### Stored rows
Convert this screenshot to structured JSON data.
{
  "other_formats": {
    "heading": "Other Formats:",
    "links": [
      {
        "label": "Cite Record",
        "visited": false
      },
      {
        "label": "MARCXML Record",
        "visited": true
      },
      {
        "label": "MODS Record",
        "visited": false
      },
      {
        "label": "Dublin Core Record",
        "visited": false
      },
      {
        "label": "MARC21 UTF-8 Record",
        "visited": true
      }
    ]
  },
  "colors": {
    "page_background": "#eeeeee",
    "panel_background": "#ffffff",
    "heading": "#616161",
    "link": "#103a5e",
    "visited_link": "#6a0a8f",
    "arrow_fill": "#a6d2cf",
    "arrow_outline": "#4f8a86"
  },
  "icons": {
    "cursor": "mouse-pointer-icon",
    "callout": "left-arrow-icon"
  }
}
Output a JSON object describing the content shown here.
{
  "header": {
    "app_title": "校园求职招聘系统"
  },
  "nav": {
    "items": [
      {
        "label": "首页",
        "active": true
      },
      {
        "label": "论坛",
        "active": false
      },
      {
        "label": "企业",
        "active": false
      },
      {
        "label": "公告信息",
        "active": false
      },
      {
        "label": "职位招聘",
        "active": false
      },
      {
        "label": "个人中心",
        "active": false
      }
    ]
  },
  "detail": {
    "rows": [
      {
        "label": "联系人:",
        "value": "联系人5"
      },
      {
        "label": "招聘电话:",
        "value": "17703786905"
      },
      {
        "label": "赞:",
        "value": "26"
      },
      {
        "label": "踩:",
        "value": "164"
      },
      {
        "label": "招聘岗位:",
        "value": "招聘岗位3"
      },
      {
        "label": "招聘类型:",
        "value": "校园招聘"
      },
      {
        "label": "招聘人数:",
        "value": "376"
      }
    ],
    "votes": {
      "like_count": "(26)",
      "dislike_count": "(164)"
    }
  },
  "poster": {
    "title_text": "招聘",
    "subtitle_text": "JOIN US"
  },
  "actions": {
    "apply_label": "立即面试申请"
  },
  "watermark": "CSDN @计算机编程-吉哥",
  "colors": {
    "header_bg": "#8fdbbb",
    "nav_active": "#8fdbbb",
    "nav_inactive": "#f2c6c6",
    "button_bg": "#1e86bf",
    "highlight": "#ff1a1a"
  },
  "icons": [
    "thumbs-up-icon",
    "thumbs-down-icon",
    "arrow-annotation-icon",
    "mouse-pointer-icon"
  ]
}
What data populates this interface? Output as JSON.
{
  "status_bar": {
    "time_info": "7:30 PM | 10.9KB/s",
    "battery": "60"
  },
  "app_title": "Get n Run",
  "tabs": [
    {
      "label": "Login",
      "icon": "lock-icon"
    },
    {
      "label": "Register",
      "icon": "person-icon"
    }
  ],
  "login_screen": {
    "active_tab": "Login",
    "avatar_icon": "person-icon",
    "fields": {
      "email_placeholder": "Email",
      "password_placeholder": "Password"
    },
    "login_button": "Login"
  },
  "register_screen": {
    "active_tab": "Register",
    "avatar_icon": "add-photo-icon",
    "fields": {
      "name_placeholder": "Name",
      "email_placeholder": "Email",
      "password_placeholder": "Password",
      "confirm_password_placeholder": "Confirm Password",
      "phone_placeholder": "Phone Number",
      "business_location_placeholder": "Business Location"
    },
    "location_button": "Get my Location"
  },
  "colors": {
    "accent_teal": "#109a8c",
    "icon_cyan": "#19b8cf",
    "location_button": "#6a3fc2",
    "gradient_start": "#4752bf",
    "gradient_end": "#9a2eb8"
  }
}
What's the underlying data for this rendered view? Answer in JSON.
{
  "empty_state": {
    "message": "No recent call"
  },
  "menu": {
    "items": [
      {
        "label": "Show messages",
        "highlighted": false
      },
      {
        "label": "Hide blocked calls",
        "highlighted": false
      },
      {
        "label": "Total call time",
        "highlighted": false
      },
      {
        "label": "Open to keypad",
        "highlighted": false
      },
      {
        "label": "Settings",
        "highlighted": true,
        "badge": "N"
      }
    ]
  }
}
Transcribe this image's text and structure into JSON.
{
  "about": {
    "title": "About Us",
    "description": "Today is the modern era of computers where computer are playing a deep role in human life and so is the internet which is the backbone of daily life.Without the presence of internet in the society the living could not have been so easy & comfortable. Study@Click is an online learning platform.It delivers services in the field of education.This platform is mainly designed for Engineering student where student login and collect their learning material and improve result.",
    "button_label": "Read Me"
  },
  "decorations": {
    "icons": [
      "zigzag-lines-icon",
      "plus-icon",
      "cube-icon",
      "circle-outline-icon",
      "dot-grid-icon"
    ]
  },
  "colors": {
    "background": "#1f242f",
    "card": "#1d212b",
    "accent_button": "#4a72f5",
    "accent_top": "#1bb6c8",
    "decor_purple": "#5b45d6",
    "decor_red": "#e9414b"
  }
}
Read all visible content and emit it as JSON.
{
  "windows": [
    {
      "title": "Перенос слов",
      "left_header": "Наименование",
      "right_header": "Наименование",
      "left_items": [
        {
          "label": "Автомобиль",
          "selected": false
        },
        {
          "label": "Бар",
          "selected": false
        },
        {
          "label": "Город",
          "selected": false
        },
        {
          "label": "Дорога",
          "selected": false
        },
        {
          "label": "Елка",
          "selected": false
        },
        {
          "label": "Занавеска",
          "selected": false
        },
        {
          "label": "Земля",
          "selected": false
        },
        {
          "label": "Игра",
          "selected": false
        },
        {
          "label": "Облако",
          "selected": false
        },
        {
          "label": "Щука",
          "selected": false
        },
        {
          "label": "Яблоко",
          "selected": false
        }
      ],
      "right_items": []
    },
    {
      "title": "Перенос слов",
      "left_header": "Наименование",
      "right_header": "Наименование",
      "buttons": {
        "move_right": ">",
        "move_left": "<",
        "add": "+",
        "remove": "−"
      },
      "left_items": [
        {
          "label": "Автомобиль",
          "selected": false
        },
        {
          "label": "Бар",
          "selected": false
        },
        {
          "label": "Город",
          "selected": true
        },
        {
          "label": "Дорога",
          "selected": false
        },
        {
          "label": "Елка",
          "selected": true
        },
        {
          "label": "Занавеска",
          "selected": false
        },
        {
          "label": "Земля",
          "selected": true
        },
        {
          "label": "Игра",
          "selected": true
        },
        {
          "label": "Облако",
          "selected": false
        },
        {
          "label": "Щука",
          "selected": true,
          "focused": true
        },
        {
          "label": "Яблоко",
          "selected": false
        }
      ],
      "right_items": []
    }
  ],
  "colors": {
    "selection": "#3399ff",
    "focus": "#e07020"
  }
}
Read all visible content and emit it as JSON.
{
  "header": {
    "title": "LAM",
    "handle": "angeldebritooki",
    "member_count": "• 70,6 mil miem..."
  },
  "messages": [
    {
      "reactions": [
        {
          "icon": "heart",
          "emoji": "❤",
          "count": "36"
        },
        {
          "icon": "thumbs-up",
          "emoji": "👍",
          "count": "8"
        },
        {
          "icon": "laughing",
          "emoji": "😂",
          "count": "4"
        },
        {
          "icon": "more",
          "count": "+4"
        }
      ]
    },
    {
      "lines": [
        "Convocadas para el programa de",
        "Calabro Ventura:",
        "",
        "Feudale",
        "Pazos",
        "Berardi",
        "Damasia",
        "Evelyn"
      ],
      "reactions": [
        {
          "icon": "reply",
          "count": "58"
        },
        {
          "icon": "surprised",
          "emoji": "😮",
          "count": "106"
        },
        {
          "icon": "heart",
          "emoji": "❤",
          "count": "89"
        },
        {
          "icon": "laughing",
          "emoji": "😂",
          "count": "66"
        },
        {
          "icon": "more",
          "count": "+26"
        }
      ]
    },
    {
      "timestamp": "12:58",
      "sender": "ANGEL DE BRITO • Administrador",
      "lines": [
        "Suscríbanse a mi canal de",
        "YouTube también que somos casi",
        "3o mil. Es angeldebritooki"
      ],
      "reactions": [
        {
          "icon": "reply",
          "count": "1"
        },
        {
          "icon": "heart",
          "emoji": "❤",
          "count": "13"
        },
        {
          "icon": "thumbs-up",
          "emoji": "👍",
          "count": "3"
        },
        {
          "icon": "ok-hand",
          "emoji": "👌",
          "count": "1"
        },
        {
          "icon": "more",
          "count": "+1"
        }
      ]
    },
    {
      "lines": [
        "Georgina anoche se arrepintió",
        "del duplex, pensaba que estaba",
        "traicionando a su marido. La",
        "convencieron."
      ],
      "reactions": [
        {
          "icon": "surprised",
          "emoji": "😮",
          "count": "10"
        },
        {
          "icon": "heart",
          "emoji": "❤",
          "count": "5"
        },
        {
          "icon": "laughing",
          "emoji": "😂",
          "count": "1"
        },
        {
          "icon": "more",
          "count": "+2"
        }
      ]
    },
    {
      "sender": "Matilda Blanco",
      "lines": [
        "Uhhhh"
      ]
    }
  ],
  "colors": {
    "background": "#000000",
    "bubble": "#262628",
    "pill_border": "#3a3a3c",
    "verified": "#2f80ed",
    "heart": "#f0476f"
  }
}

### Given request
From the listing above, pick out each line where the word "Output" appears.

### Response
Output a JSON object describing the content shown here.
What data populates this interface? Output as JSON.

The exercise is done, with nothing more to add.